--- EXERCISE SET ---
a – According to the post about "at least", what training course made the writer realize the pep talk wasn't helpful?
b – Duplicate the part of the post about "at least" that opens with the words containing "It’s with the" and closes with "seeing it themselves.".
c – In the post about "at least", which phrases does the writer suggest saying instead of "at least…" to someone who feels anxious or low?

--- PASSAGE TO READ ---

I’m generally a positive person; looking for the good in the world, trying to see the best in people, and dusting myself off to bounce back again when things go pear shaped.
I have an internal dialogue running on a frequent basis, and when things seem to be going in the wrong direction, I’m often found to be giving myself a harsh talking to.
“At least we have a roof over our heads”, “at least we have food on the table”, “at least Heidi is stable”, “at least Heidi is here…”.
A long list of reasons why I shouldn’t grumble.
But in a recent training course (Mental Health First Aider training, highly recommend), I realized that my pep talk wasn’t really helpful.
I also realized that I have also used my “at least…” take on events with other people, to try and find a silver lining, or a glimmer of positivity when things have been tough.
It’s with the best of intentions and I’m sure (I hope!) I’m not alone; we want other people to be ok, we want to show them what they have, all the good stuff even if they aren’t seeing it themselves.
So “at least…” has never been with any malice or meant to be condescending.
What I now know, is that sometimes you just need to acknowledge that things feel rubbish.
Yes, there is “always someone worse off than you” (how many times have you heard that one?), but your feelings (and mine) are valid and need to be recognized.
Telling yourself “at least…” probably only makes us all feel worse.
I know it did with me!
I felt awful for having a whinge about something (and let’s face it, it can be the smallest thing that tips you over the edge) when I knew that other people were having a really challenging time in comparison.
I felt guilty.
But the feelings of guilt didn’t take away my other emotions, so I ended up a big unhappy ball of whinginess and guilt!
My inner voice is now trying to be much more productive, and kinder to myself, and I would encourage you to do the same, if any of this sounds familiar.
Even the most positive of people can have an off day or week, and especially in current Covid circumstances, it’s more than expected.
We all know it’s ok not to be ok, but if that not ok is lasting a little too long or is having a significant impact on your daily being, then please do have a chat to someone.
I genuinely believe that asking for helps is a sign of strength (as you can see from the pic we’re in the Strong Girl’s Club).
And if someone comes to you feeling anxious or low, and your go-to phrase (like me!) would have been “at least…”, why not try “I’m so sorry you feel that way”, “that sounds like it’s really difficult”, or “how can I best help you?”.
I’m sure they’ll be glad to know you care.

--- EXERCISE DATA ---
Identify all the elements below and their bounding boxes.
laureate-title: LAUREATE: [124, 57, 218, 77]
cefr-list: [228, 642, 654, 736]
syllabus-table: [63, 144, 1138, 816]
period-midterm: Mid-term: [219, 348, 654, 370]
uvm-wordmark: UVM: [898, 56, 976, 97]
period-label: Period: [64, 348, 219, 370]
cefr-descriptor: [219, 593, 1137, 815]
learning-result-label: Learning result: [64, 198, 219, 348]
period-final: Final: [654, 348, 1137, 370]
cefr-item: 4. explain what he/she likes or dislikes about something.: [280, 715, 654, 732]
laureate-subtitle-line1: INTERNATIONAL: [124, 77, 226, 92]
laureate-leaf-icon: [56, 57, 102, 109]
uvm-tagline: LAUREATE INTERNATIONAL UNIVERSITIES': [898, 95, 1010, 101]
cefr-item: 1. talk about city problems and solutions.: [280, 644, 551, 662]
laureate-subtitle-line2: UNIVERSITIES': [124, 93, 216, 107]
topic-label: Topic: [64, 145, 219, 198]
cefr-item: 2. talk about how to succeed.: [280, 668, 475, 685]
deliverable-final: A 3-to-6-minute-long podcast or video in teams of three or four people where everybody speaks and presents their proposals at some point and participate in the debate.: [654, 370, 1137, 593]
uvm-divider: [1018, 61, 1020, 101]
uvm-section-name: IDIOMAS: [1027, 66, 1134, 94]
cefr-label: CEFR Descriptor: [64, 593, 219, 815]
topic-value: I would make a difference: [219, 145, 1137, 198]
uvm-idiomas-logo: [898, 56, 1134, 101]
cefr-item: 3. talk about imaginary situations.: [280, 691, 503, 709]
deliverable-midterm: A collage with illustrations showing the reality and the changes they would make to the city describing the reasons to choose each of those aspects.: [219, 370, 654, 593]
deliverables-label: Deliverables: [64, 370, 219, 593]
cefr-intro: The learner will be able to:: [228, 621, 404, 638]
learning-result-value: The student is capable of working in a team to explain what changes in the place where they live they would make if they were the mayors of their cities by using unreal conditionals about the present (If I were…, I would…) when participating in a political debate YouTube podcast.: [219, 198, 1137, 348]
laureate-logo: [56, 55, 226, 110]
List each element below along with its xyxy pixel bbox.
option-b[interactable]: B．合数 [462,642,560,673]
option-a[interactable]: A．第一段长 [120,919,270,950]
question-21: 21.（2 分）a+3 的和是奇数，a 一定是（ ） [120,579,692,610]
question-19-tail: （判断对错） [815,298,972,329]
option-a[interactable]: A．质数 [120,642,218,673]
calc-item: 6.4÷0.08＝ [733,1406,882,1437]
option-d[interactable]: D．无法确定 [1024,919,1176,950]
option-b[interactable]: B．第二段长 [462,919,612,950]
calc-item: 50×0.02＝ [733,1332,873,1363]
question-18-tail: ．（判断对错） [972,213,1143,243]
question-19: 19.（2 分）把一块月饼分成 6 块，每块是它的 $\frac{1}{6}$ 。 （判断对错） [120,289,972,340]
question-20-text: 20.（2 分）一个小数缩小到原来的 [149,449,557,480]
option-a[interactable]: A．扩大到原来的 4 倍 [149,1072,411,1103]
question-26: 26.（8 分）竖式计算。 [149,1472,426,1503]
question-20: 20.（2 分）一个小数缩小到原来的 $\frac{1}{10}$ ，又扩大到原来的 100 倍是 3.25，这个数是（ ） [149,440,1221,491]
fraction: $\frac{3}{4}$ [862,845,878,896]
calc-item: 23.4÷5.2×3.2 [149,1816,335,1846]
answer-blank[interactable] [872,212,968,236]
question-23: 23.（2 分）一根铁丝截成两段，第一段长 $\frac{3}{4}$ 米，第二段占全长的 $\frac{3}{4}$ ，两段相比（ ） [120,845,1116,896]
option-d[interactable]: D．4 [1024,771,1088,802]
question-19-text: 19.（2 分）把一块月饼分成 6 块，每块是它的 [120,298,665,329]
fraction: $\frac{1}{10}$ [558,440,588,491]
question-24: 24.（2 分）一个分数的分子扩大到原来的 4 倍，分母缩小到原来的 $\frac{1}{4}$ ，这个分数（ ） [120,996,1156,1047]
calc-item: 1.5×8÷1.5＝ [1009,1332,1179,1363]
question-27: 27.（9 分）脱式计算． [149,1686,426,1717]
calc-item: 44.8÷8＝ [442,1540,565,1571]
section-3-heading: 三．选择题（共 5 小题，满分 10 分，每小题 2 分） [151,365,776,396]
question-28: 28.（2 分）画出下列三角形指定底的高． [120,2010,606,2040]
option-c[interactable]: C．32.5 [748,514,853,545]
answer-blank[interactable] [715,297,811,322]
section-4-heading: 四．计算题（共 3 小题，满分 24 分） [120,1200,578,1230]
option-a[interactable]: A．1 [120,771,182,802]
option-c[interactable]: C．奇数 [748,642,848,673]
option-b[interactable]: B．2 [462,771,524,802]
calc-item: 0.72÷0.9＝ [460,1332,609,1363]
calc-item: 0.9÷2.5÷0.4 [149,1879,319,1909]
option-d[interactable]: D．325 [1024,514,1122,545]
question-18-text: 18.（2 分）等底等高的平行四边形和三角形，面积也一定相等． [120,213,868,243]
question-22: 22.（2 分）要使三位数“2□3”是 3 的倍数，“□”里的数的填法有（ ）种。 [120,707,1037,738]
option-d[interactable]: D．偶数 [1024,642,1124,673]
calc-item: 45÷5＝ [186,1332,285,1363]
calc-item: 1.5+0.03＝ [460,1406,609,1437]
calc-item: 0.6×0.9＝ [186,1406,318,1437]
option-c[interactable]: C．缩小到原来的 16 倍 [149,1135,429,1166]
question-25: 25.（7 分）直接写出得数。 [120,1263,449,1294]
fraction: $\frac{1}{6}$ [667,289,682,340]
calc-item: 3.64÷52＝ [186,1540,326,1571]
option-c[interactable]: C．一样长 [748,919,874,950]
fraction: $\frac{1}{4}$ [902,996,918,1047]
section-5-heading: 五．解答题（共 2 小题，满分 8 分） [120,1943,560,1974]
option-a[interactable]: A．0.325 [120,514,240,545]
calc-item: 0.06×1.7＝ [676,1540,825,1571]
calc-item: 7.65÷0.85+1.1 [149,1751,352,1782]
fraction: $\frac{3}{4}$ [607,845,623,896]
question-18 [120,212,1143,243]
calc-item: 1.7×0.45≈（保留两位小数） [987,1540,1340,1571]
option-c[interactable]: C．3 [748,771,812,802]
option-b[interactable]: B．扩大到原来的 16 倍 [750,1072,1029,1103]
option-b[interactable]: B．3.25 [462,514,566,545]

--- RESPONSES TO THE TASKS ---
a – Mental Health First Aider training.

b –
It’s with the best of intentions and I’m sure (I hope!) I’m not alone; we want other people to be ok, we want to show them what they have, all the good stuff even if they aren’t seeing it themselves.

c –
"I'm so sorry you feel that way"
"that sounds like it's really difficult"
"how can I best help you?"